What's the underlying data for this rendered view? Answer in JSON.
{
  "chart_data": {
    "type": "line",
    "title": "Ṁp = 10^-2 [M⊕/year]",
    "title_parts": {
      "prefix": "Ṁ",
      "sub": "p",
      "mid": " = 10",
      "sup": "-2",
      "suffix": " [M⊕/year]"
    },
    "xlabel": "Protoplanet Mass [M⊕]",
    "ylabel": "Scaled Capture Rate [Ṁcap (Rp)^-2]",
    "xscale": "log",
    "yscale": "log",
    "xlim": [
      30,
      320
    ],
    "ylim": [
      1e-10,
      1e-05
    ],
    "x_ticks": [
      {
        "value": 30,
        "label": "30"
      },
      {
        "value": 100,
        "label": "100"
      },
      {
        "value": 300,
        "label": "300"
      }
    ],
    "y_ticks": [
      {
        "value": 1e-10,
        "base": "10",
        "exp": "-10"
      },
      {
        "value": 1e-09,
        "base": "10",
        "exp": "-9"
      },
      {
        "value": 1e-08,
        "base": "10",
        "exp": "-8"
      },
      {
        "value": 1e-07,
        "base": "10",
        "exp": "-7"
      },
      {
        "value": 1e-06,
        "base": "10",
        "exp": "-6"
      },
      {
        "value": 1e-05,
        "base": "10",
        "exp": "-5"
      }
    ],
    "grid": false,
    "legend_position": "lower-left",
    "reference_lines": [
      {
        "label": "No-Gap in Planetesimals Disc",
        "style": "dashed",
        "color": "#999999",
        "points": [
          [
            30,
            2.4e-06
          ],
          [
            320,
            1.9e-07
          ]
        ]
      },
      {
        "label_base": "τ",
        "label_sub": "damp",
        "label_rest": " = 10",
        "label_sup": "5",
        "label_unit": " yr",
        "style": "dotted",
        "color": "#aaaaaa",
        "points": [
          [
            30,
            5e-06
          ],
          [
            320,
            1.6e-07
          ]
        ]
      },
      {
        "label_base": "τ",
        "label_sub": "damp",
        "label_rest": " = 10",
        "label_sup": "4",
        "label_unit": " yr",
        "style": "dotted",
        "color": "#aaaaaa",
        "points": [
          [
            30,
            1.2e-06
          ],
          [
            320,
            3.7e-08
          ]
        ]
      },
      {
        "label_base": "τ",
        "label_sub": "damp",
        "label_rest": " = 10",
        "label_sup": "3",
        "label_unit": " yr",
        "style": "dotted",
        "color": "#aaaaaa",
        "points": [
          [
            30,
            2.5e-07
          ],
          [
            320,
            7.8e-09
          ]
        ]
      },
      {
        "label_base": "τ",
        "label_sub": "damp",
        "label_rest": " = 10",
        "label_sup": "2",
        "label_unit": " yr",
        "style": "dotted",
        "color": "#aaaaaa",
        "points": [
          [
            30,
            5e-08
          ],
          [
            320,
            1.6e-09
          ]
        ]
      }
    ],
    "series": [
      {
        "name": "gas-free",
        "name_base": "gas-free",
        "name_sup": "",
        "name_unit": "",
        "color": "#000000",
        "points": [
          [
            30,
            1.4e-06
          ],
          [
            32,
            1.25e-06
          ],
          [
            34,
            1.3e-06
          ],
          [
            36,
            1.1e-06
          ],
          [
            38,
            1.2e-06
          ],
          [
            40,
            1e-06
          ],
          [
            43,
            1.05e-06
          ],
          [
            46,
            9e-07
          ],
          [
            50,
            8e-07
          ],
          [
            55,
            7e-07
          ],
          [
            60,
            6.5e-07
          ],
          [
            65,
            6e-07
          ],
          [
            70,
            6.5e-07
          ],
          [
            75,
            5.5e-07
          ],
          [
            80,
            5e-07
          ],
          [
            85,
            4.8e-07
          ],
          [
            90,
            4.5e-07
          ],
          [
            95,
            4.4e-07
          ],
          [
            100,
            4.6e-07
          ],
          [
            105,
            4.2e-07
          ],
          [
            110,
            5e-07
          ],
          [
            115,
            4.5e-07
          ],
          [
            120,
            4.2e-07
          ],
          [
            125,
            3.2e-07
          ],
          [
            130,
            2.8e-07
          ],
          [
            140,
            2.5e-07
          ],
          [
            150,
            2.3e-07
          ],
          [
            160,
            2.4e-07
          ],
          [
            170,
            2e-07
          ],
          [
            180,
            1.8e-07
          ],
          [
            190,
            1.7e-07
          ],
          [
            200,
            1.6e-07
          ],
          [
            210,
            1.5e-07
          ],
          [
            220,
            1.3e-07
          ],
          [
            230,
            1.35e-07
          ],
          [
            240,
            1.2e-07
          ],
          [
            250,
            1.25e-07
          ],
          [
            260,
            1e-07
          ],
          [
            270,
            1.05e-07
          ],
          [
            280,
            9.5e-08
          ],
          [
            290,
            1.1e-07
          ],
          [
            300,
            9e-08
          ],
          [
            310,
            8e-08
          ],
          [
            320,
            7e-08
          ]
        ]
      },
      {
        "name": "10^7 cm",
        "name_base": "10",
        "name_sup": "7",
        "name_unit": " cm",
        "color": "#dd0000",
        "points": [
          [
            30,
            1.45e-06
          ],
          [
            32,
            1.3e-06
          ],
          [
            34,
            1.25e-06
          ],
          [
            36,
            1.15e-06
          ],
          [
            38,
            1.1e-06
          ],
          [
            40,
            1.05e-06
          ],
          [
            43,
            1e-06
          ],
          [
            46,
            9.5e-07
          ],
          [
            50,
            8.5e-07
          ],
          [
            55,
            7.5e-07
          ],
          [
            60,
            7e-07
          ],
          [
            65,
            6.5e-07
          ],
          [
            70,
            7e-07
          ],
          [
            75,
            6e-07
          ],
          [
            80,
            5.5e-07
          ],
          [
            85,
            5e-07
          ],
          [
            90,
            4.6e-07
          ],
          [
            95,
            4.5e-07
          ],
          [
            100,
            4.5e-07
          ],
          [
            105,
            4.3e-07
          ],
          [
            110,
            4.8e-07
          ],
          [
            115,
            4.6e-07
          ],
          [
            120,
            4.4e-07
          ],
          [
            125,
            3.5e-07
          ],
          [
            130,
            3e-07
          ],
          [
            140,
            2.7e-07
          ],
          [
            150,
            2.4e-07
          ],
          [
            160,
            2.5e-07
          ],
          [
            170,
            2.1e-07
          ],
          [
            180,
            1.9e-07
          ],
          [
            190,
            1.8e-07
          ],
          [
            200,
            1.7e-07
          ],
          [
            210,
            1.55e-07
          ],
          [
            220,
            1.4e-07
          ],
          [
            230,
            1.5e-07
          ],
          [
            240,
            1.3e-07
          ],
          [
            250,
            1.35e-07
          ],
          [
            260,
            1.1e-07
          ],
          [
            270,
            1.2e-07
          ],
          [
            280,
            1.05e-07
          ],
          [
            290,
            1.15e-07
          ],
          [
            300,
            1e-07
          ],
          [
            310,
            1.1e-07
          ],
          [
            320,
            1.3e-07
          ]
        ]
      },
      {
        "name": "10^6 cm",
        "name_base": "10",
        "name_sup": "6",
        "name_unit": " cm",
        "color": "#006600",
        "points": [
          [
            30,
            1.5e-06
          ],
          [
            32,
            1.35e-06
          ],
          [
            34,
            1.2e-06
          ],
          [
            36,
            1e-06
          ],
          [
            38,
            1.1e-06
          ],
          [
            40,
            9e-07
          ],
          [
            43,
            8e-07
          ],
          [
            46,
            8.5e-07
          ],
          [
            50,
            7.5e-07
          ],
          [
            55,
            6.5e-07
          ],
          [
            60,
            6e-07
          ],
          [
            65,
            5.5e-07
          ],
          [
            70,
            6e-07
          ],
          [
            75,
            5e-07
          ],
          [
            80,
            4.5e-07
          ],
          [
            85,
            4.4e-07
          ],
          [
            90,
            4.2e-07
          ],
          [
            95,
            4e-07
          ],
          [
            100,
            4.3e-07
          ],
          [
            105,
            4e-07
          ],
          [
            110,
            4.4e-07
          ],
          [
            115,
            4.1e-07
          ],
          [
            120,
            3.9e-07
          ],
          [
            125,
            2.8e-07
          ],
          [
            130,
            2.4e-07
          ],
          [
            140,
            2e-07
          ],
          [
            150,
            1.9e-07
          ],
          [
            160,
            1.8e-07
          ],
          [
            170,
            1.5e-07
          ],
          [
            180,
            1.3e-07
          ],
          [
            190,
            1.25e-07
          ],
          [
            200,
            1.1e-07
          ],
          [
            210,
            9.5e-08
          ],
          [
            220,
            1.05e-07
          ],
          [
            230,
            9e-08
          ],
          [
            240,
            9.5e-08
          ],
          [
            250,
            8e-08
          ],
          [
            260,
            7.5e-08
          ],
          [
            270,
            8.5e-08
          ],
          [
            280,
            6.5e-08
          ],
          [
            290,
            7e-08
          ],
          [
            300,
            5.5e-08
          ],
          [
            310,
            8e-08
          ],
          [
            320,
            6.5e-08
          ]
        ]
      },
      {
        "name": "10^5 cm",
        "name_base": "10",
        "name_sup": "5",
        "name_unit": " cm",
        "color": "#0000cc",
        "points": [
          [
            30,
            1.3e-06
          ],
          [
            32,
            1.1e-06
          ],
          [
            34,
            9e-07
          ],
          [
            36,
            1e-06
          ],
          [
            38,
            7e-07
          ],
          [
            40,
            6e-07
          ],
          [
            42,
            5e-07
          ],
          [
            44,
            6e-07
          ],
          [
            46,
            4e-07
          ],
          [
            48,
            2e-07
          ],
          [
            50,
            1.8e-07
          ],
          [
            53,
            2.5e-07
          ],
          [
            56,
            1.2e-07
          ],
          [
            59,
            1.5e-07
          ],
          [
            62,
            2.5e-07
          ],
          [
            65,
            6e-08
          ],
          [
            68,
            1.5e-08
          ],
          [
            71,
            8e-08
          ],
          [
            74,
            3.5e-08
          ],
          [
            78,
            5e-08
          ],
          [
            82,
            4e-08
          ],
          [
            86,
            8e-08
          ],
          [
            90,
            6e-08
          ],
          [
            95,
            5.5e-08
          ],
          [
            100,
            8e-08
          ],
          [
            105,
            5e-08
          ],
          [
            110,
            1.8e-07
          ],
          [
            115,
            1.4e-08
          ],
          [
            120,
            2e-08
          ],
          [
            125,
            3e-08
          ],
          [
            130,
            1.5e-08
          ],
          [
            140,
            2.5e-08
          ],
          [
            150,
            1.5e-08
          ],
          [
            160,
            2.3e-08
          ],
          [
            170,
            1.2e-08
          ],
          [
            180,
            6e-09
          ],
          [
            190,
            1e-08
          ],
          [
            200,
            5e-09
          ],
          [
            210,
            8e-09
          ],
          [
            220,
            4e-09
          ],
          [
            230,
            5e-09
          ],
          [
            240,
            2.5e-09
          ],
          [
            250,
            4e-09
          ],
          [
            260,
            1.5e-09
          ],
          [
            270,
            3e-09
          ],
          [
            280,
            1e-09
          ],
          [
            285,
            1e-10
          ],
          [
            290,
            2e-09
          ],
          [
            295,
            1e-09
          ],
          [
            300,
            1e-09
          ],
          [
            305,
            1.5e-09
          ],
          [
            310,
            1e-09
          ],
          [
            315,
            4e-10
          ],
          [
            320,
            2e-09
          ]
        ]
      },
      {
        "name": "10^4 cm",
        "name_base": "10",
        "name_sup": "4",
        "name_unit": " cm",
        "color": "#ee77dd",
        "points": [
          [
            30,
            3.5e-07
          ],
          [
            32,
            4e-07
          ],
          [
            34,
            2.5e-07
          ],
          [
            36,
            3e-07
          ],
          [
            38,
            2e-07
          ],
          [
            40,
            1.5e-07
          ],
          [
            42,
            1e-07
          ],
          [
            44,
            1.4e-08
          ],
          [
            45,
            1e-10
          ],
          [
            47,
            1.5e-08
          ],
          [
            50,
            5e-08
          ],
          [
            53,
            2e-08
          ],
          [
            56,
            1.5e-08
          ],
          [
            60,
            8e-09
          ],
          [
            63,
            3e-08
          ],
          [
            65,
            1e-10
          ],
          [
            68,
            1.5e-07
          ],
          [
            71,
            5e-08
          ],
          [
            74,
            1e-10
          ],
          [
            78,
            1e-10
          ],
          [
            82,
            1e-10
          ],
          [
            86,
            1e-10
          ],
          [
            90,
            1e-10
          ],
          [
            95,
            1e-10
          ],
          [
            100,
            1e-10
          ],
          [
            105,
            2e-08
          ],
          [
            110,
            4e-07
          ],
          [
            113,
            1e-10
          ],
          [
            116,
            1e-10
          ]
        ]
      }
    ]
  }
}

▶ Aim
Count how many lines of the data include the word "value". Your reply should be that number alone.

▶ Response to the task
9